▶ **THE REQUEST**: Would you extract the whole listing below and retype it exactly?

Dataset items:
· · ·

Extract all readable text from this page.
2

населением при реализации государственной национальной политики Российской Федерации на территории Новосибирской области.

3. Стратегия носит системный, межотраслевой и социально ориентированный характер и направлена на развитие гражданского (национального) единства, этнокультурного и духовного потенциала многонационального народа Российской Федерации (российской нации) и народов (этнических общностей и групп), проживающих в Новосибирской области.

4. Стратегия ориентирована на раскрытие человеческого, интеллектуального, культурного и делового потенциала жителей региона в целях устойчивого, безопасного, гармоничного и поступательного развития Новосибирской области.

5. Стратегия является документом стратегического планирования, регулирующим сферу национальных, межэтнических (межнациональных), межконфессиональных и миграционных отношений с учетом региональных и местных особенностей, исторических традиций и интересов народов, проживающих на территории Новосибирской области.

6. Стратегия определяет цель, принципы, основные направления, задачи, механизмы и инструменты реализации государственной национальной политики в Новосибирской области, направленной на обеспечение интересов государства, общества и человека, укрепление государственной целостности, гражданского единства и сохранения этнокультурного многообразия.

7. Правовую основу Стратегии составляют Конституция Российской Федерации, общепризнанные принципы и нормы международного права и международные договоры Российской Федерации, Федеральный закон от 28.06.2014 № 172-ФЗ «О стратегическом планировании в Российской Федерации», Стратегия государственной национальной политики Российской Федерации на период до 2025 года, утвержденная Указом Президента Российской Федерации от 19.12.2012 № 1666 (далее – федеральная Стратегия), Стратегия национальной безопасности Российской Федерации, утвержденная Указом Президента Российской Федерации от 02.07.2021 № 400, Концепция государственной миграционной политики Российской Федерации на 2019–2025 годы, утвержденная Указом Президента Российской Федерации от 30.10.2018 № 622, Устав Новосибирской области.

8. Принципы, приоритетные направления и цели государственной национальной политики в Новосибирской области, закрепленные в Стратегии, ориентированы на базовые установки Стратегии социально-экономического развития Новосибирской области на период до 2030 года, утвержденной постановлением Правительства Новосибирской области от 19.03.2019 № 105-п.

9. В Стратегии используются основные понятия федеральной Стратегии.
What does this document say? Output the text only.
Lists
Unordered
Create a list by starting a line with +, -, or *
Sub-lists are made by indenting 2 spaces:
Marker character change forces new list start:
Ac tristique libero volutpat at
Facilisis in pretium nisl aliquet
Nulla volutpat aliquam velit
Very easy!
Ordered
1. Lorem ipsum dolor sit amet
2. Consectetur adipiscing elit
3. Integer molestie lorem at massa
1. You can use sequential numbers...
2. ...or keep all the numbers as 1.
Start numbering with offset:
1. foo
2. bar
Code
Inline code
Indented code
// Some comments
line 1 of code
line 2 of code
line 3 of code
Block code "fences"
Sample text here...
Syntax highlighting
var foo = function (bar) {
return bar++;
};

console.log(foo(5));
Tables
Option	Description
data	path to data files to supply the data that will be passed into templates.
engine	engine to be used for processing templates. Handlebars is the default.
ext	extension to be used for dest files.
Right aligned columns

· · ·

▶ **OUTPUT OF THE TASK**:
Extract all readable text from this page.
2

населением при реализации государственной национальной политики Российской Федерации на территории Новосибирской области.

3. Стратегия носит системный, межотраслевой и социально ориентированный характер и направлена на развитие гражданского (национального) единства, этнокультурного и духовного потенциала многонационального народа Российской Федерации (российской нации) и народов (этнических общностей и групп), проживающих в Новосибирской области.

4. Стратегия ориентирована на раскрытие человеческого, интеллектуального, культурного и делового потенциала жителей региона в целях устойчивого, безопасного, гармоничного и поступательного развития Новосибирской области.

5. Стратегия является документом стратегического планирования, регулирующим сферу национальных, межэтнических (межнациональных), межконфессиональных и миграционных отношений с учетом региональных и местных особенностей, исторических традиций и интересов народов, проживающих на территории Новосибирской области.

6. Стратегия определяет цель, принципы, основные направления, задачи, механизмы и инструменты реализации государственной национальной политики в Новосибирской области, направленной на обеспечение интересов государства, общества и человека, укрепление государственной целостности, гражданского единства и сохранения этнокультурного многообразия.

7. Правовую основу Стратегии составляют Конституция Российской Федерации, общепризнанные принципы и нормы международного права и международные договоры Российской Федерации, Федеральный закон от 28.06.2014 № 172-ФЗ «О стратегическом планировании в Российской Федерации», Стратегия государственной национальной политики Российской Федерации на период до 2025 года, утвержденная Указом Президента Российской Федерации от 19.12.2012 № 1666 (далее – федеральная Стратегия), Стратегия национальной безопасности Российской Федерации, утвержденная Указом Президента Российской Федерации от 02.07.2021 № 400, Концепция государственной миграционной политики Российской Федерации на 2019–2025 годы, утвержденная Указом Президента Российской Федерации от 30.10.2018 № 622, Устав Новосибирской области.

8. Принципы, приоритетные направления и цели государственной национальной политики в Новосибирской области, закрепленные в Стратегии, ориентированы на базовые установки Стратегии социально-экономического развития Новосибирской области на период до 2030 года, утвержденной постановлением Правительства Новосибирской области от 19.03.2019 № 105-п.

9. В Стратегии используются основные понятия федеральной Стратегии.
What does this document say? Output the text only.
Lists
Unordered
Create a list by starting a line with +, -, or *
Sub-lists are made by indenting 2 spaces:
Marker character change forces new list start:
Ac tristique libero volutpat at
Facilisis in pretium nisl aliquet
Nulla volutpat aliquam velit
Very easy!
Ordered
1. Lorem ipsum dolor sit amet
2. Consectetur adipiscing elit
3. Integer molestie lorem at massa
1. You can use sequential numbers...
2. ...or keep all the numbers as 1.
Start numbering with offset:
1. foo
2. bar
Code
Inline code
Indented code
// Some comments
line 1 of code
line 2 of code
line 3 of code
Block code "fences"
Sample text here...
Syntax highlighting
var foo = function (bar) {
return bar++;
};

console.log(foo(5));
Tables
Option	Description
data	path to data files to supply the data that will be passed into templates.
engine	engine to be used for processing templates. Handlebars is the default.
ext	extension to be used for dest files.
Right aligned columns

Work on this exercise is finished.